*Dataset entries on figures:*
******
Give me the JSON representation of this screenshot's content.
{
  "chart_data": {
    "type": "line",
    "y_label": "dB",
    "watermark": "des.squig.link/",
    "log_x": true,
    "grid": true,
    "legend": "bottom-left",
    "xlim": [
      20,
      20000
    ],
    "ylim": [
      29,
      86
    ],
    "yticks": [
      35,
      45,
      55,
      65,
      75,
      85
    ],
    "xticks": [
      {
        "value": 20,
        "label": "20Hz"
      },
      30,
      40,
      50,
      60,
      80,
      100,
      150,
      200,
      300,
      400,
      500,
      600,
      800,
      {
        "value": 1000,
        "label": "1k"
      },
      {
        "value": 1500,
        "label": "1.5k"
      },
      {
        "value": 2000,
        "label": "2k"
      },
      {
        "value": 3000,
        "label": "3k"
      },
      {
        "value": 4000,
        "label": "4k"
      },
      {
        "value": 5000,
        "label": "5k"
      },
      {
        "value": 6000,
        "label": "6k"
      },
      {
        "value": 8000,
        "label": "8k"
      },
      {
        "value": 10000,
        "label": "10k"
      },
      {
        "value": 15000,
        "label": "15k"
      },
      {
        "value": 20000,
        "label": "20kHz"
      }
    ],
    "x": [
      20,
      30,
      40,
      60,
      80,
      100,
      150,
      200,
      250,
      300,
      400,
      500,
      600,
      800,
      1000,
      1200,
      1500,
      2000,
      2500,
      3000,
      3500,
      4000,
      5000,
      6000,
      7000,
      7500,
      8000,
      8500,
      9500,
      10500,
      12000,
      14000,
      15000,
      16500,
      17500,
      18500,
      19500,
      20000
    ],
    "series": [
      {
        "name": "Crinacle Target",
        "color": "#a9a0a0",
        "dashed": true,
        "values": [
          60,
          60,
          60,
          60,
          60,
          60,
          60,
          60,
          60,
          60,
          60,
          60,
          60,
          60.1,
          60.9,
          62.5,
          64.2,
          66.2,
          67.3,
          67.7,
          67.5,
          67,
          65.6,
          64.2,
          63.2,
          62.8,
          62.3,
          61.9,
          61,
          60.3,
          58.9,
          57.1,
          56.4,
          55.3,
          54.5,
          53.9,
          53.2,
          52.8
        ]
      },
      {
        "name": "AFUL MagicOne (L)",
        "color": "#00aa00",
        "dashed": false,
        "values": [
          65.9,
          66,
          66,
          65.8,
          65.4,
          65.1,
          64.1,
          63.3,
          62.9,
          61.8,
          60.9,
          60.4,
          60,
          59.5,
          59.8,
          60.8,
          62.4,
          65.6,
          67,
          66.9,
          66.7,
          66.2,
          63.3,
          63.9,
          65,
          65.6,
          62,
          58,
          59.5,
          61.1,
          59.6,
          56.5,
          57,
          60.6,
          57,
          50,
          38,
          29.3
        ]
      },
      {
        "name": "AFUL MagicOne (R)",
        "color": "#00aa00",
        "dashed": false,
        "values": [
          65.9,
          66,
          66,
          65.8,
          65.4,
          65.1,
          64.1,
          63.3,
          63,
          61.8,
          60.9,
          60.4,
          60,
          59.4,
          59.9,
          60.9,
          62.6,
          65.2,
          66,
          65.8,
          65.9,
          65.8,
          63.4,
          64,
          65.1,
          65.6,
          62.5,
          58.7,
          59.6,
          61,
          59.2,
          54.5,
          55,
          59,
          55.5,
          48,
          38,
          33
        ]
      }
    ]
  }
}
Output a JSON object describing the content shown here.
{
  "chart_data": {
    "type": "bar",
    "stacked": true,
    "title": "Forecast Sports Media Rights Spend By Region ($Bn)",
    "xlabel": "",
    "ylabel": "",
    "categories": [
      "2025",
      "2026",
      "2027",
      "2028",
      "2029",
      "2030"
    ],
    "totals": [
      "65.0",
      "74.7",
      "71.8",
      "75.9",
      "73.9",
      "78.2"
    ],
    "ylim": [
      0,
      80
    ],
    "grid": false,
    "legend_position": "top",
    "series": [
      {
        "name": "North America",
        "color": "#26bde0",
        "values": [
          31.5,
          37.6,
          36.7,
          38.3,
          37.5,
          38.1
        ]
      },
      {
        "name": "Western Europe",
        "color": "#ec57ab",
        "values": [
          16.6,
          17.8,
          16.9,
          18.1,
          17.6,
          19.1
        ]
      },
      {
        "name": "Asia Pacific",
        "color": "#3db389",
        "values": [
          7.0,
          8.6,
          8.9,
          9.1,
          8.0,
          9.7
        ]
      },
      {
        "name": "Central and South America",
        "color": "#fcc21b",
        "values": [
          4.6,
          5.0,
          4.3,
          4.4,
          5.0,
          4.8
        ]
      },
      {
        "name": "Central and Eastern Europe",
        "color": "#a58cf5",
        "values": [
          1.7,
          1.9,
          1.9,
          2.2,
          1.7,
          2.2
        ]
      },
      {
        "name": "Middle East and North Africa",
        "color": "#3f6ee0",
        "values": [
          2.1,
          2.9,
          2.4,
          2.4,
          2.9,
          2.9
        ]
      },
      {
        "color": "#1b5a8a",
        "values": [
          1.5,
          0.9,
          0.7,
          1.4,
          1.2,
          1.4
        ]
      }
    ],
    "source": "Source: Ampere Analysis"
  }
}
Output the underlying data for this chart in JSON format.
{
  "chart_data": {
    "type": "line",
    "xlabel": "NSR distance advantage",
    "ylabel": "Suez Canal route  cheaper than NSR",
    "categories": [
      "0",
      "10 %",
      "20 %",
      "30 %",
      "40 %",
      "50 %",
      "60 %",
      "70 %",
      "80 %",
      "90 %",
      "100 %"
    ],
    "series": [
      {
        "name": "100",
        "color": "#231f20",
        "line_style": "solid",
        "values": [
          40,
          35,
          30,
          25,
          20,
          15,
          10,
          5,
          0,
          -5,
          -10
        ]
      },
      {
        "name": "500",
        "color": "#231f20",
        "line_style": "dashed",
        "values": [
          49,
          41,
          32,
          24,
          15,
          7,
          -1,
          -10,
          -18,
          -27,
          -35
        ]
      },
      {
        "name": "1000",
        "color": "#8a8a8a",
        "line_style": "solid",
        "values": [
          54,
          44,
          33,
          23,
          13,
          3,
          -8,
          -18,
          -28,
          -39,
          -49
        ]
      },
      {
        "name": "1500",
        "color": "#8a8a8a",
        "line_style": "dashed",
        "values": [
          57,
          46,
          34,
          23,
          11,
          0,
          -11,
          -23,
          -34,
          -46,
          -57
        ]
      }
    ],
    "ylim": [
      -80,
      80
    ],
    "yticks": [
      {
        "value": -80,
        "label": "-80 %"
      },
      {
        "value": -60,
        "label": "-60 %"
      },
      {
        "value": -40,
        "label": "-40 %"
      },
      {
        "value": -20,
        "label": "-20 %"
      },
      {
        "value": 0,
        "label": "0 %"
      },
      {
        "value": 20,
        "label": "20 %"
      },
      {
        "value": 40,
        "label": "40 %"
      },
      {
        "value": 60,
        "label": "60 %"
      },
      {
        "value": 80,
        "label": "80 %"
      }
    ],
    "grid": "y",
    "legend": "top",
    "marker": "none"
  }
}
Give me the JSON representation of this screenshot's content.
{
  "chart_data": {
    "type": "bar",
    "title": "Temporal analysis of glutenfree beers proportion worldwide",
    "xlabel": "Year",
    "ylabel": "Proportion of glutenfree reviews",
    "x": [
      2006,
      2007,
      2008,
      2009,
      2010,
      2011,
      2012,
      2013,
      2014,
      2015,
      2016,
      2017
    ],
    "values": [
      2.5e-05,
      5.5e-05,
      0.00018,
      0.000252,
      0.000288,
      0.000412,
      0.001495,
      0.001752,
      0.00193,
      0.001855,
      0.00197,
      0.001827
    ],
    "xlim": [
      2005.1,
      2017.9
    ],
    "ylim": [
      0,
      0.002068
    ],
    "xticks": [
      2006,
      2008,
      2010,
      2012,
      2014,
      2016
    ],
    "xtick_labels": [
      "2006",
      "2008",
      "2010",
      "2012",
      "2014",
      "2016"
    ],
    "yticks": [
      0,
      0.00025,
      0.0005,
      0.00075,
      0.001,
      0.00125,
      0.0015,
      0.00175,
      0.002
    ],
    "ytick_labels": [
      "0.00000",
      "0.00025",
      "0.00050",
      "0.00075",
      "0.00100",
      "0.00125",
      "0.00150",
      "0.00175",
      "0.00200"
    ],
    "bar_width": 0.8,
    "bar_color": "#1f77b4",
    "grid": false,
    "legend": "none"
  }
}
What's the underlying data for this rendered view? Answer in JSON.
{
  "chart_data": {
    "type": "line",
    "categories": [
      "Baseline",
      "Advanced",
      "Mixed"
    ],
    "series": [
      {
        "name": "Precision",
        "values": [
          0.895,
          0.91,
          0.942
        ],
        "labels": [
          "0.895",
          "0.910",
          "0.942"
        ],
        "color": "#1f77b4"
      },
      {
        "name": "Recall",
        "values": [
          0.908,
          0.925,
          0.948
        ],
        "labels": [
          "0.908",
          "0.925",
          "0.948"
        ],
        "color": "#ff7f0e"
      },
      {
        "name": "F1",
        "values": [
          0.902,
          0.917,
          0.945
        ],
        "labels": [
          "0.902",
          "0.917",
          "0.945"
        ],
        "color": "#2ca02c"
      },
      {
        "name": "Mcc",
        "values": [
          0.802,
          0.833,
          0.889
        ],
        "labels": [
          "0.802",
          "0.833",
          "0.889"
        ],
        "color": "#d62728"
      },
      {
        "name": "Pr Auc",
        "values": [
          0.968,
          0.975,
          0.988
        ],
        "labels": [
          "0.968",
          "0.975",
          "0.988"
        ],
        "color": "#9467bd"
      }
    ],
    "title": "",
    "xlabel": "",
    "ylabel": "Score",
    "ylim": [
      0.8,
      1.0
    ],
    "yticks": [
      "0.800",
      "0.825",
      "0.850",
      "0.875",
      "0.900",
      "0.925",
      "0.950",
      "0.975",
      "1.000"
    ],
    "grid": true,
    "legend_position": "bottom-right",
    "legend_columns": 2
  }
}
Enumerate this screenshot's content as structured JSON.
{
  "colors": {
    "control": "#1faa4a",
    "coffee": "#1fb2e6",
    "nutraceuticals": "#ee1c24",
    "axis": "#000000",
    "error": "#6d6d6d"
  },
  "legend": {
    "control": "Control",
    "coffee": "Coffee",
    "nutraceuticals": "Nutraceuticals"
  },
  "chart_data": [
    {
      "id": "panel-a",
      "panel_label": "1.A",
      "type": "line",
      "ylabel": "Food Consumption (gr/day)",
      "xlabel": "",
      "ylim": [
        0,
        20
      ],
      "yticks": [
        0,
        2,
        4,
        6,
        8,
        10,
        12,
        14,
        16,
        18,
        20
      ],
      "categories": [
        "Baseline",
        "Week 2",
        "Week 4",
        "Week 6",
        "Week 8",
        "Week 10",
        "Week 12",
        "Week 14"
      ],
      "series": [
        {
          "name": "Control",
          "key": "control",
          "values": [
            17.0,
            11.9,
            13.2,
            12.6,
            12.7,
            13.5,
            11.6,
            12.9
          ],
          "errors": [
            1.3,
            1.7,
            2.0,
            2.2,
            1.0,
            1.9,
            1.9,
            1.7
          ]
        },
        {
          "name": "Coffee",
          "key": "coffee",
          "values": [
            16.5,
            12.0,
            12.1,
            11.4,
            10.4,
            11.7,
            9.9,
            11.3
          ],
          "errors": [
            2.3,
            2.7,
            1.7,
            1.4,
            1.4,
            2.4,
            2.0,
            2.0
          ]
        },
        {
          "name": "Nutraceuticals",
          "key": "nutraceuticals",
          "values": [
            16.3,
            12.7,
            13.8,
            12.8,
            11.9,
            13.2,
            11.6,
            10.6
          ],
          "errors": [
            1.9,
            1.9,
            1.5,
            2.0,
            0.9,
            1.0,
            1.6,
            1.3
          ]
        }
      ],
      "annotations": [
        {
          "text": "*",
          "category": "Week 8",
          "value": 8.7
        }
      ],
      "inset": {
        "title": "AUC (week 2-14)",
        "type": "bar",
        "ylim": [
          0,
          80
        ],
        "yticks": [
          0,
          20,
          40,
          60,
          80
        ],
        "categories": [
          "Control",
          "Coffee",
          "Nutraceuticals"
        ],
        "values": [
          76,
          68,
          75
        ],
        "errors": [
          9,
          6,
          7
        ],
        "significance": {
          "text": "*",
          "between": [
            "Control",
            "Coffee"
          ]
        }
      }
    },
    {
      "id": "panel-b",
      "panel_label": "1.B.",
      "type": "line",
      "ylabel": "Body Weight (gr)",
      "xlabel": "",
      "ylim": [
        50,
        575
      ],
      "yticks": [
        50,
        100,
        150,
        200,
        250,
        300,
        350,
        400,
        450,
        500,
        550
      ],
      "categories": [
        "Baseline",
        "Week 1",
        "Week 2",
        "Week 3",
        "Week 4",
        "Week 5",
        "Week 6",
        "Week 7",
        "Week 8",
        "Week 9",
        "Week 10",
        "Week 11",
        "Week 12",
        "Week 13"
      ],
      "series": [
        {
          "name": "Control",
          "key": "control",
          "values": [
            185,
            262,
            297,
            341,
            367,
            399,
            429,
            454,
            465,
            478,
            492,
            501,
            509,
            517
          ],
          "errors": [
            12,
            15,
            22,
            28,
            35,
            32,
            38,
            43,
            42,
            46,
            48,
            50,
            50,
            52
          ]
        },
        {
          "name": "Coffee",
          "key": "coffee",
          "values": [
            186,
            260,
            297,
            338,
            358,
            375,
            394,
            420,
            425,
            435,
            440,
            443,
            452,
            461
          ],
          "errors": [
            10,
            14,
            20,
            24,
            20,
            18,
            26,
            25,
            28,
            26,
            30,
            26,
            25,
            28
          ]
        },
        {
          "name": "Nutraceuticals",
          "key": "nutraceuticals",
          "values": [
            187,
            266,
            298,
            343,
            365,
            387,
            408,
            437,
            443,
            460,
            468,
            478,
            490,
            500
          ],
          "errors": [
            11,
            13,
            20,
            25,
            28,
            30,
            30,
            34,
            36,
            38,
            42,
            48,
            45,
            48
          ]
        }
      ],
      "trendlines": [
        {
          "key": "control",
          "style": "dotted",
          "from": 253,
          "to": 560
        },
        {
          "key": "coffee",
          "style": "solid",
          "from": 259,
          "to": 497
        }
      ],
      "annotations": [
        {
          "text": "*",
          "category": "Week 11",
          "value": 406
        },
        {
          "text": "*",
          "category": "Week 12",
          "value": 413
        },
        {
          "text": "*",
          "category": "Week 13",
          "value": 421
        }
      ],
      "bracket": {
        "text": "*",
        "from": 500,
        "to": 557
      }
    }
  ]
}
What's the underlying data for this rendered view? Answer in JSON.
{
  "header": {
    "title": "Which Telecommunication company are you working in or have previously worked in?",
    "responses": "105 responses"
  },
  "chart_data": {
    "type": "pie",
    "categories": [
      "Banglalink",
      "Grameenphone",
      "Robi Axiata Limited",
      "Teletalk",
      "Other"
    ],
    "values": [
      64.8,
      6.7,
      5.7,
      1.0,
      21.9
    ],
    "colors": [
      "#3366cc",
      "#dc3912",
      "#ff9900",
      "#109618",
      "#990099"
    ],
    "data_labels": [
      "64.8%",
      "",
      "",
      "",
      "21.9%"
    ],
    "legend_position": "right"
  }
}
******
*AIM OF THE EXERCISE:*
Say how many lines have the string "JSON" in them, offering no words beyond the number.

*REPLY TO THE TASK:*
7